— START The records —

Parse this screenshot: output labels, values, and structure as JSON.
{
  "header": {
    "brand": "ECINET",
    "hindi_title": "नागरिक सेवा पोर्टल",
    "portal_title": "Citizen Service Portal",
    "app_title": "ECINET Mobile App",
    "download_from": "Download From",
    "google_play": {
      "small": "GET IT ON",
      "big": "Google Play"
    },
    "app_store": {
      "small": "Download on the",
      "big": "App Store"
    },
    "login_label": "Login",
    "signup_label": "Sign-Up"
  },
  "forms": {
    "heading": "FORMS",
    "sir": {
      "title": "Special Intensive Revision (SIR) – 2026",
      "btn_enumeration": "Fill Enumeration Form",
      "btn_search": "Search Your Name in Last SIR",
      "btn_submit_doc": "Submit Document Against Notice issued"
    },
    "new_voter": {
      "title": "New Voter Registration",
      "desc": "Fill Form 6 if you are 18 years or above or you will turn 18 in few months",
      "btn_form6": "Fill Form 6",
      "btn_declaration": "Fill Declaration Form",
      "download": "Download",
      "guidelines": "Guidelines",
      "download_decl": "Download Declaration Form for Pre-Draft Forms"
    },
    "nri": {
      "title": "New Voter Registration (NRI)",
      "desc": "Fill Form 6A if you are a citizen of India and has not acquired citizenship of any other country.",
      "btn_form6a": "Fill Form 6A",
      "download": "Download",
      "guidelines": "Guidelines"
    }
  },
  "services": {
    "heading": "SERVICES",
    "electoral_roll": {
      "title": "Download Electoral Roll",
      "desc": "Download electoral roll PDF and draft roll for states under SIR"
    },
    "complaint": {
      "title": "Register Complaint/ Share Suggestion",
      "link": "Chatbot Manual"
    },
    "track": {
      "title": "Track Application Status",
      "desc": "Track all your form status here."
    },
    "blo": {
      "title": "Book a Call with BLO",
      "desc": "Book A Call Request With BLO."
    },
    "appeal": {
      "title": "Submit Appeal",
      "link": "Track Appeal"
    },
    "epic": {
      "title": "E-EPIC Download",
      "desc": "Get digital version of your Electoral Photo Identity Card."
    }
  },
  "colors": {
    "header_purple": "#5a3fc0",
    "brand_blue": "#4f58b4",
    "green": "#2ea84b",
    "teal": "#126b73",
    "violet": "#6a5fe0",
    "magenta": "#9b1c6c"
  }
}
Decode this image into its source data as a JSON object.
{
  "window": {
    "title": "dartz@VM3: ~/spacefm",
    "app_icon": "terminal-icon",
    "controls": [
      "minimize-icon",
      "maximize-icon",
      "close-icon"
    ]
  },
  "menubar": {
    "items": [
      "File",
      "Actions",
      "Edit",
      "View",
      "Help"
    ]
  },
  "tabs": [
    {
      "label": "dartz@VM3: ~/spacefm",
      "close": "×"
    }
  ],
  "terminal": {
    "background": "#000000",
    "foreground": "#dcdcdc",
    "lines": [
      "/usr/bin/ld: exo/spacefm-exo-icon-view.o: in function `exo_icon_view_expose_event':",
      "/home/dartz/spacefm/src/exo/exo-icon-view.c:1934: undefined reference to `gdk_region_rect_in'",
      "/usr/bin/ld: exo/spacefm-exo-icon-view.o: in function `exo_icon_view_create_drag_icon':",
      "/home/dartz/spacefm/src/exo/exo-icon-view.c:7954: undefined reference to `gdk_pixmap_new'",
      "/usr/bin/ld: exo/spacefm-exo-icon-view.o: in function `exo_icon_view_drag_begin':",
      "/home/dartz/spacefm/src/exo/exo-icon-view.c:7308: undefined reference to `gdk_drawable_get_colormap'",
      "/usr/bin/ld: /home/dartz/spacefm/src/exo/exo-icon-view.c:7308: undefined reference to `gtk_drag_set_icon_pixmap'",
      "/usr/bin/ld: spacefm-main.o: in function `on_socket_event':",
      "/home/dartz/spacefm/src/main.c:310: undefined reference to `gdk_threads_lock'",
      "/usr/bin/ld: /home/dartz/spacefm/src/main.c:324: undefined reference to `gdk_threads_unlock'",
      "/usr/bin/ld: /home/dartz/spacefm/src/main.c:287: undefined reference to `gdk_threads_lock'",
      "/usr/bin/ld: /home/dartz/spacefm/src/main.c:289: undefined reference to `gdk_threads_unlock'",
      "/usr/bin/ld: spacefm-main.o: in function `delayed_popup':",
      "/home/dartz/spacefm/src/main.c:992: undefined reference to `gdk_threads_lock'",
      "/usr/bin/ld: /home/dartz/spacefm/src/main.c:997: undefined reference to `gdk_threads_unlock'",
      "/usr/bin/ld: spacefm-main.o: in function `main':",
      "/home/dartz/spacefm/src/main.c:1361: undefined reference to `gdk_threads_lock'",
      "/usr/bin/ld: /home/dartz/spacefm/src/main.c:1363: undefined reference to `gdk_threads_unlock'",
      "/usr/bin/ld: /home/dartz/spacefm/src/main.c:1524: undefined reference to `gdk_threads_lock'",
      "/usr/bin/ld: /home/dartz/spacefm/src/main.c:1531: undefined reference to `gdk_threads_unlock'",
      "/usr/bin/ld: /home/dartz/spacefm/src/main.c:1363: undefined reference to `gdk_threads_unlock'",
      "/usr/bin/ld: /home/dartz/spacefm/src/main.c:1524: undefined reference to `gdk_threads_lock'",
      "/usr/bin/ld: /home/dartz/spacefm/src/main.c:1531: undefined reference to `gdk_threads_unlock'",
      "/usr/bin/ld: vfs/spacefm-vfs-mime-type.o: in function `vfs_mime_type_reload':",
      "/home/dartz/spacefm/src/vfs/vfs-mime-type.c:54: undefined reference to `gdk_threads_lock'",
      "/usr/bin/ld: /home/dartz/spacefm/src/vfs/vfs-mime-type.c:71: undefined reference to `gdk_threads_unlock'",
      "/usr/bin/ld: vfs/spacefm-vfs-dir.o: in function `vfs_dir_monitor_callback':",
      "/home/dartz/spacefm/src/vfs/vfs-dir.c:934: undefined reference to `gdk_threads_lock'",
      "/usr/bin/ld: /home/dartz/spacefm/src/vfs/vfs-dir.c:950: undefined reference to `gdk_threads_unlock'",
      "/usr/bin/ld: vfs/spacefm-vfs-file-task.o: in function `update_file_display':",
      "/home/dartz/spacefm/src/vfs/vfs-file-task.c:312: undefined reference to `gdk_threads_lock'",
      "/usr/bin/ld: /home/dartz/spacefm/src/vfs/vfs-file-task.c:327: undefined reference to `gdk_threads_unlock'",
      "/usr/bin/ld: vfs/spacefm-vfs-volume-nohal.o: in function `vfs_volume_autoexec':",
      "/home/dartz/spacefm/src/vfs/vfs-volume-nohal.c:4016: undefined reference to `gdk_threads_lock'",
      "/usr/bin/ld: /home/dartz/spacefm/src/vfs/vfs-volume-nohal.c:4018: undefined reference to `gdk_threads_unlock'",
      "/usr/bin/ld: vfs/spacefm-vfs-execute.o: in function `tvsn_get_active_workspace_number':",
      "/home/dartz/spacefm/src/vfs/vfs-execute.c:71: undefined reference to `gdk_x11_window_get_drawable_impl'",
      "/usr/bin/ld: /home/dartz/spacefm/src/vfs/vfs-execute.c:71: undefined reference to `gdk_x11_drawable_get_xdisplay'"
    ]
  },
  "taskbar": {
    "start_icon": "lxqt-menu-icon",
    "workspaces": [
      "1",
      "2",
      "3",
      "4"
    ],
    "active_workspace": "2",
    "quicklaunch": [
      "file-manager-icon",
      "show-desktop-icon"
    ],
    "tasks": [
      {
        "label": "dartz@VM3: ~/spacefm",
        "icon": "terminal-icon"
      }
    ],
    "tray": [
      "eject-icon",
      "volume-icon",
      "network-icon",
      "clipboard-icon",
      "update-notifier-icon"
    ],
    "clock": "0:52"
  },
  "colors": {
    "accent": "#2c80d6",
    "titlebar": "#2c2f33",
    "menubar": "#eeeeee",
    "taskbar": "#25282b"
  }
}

— END The records —

[Problem to work on] Copy all lines of the listing above that contain the string "this".

[Reply]
Parse this screenshot: output labels, values, and structure as JSON.
Decode this image into its source data as a JSON object.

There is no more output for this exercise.